**What you need to do**
Below is a set of records; print all of them exactly as written.

**Supplied material**
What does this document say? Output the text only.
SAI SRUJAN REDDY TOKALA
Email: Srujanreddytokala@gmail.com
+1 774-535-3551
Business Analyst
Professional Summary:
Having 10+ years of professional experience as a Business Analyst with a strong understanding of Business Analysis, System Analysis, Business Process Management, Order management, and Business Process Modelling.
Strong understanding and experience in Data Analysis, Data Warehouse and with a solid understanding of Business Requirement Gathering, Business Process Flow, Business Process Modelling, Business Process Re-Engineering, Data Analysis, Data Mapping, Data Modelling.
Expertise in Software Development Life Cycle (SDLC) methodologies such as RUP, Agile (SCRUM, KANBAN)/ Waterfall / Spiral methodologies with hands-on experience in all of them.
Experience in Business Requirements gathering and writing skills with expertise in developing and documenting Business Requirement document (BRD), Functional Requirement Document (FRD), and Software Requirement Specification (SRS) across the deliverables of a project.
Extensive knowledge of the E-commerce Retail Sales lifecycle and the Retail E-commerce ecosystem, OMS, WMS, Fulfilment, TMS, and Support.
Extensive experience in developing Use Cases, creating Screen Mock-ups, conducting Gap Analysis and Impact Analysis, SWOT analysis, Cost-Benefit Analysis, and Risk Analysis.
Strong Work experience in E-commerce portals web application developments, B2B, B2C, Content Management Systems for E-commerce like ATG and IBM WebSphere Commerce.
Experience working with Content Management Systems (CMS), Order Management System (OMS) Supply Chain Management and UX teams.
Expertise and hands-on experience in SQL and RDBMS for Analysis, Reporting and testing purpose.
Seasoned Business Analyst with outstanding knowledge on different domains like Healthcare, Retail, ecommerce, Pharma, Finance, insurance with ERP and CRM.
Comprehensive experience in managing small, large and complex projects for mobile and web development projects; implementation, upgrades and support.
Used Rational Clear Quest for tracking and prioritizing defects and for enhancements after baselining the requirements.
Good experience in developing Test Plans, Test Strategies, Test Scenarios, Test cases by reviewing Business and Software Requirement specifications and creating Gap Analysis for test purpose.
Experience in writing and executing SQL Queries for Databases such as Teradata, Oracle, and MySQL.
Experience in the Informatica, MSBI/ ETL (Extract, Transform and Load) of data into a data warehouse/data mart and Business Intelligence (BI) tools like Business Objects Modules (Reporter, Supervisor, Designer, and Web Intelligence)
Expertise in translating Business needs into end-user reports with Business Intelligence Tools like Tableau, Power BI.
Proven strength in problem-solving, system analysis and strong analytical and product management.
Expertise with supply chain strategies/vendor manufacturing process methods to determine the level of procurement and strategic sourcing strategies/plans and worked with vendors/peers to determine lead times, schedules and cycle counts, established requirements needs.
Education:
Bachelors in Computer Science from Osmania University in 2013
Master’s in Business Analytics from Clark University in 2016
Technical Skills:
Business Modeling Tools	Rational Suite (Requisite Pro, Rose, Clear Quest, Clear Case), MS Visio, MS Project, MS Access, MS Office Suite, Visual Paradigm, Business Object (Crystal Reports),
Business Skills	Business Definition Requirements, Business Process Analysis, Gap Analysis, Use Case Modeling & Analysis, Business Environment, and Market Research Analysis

**Solution to the exercise**
What does this document say? Output the text only.
SAI SRUJAN REDDY TOKALA
Email: Srujanreddytokala@gmail.com
+1 774-535-3551
Business Analyst
Professional Summary:
Having 10+ years of professional experience as a Business Analyst with a strong understanding of Business Analysis, System Analysis, Business Process Management, Order management, and Business Process Modelling.
Strong understanding and experience in Data Analysis, Data Warehouse and with a solid understanding of Business Requirement Gathering, Business Process Flow, Business Process Modelling, Business Process Re-Engineering, Data Analysis, Data Mapping, Data Modelling.
Expertise in Software Development Life Cycle (SDLC) methodologies such as RUP, Agile (SCRUM, KANBAN)/ Waterfall / Spiral methodologies with hands-on experience in all of them.
Experience in Business Requirements gathering and writing skills with expertise in developing and documenting Business Requirement document (BRD), Functional Requirement Document (FRD), and Software Requirement Specification (SRS) across the deliverables of a project.
Extensive knowledge of the E-commerce Retail Sales lifecycle and the Retail E-commerce ecosystem, OMS, WMS, Fulfilment, TMS, and Support.
Extensive experience in developing Use Cases, creating Screen Mock-ups, conducting Gap Analysis and Impact Analysis, SWOT analysis, Cost-Benefit Analysis, and Risk Analysis.
Strong Work experience in E-commerce portals web application developments, B2B, B2C, Content Management Systems for E-commerce like ATG and IBM WebSphere Commerce.
Experience working with Content Management Systems (CMS), Order Management System (OMS) Supply Chain Management and UX teams.
Expertise and hands-on experience in SQL and RDBMS for Analysis, Reporting and testing purpose.
Seasoned Business Analyst with outstanding knowledge on different domains like Healthcare, Retail, ecommerce, Pharma, Finance, insurance with ERP and CRM.
Comprehensive experience in managing small, large and complex projects for mobile and web development projects; implementation, upgrades and support.
Used Rational Clear Quest for tracking and prioritizing defects and for enhancements after baselining the requirements.
Good experience in developing Test Plans, Test Strategies, Test Scenarios, Test cases by reviewing Business and Software Requirement specifications and creating Gap Analysis for test purpose.
Experience in writing and executing SQL Queries for Databases such as Teradata, Oracle, and MySQL.
Experience in the Informatica, MSBI/ ETL (Extract, Transform and Load) of data into a data warehouse/data mart and Business Intelligence (BI) tools like Business Objects Modules (Reporter, Supervisor, Designer, and Web Intelligence)
Expertise in translating Business needs into end-user reports with Business Intelligence Tools like Tableau, Power BI.
Proven strength in problem-solving, system analysis and strong analytical and product management.
Expertise with supply chain strategies/vendor manufacturing process methods to determine the level of procurement and strategic sourcing strategies/plans and worked with vendors/peers to determine lead times, schedules and cycle counts, established requirements needs.
Education:
Bachelors in Computer Science from Osmania University in 2013
Master’s in Business Analytics from Clark University in 2016
Technical Skills:
Business Modeling Tools	Rational Suite (Requisite Pro, Rose, Clear Quest, Clear Case), MS Visio, MS Project, MS Access, MS Office Suite, Visual Paradigm, Business Object (Crystal Reports),
Business Skills	Business Definition Requirements, Business Process Analysis, Gap Analysis, Use Case Modeling & Analysis, Business Environment, and Market Research Analysis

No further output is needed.